[Extracted records]
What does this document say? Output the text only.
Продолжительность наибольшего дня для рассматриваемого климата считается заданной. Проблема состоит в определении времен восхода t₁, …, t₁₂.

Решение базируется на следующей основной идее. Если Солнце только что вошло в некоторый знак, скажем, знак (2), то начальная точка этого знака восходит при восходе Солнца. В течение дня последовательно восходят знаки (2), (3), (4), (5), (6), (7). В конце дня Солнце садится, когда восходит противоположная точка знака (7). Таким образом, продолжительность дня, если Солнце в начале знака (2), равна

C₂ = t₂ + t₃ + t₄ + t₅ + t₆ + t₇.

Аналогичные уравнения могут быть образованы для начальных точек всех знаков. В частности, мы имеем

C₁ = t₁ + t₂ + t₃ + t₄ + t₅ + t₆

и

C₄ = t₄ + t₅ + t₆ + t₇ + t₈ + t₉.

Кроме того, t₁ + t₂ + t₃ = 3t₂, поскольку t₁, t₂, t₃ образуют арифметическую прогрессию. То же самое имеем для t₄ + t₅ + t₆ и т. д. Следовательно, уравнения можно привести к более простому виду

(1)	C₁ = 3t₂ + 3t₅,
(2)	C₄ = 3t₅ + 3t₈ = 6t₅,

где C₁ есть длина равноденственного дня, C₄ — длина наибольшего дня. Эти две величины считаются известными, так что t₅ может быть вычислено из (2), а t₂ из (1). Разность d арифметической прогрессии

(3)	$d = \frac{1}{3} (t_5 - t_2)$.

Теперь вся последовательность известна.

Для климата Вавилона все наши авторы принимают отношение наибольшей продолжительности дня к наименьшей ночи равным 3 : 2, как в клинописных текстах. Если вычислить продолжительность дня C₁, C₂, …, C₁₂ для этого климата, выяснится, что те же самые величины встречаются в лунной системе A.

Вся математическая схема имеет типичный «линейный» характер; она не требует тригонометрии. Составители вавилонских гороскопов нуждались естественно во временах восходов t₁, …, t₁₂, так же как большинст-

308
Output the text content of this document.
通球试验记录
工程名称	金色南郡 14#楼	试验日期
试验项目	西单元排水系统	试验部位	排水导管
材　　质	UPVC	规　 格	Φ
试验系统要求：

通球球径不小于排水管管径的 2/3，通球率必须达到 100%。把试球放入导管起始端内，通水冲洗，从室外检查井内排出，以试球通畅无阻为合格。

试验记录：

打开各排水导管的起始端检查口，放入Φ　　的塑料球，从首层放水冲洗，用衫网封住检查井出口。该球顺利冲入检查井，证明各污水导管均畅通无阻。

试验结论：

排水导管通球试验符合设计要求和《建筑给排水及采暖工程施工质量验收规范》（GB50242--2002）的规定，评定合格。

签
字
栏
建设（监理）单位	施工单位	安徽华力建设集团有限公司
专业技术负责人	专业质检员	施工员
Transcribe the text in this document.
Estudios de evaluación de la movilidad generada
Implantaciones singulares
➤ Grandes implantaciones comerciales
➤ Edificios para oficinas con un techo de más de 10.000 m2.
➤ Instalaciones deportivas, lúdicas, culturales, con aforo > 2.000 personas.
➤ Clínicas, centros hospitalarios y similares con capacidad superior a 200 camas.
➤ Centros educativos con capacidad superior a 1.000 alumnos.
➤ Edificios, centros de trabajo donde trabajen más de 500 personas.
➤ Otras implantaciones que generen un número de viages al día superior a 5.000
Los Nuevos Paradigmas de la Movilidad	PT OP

§ **What to do**: Determine how many lines in the listing above hold the word "capacidad", answering with the number only.

§ **Solved problem**: 2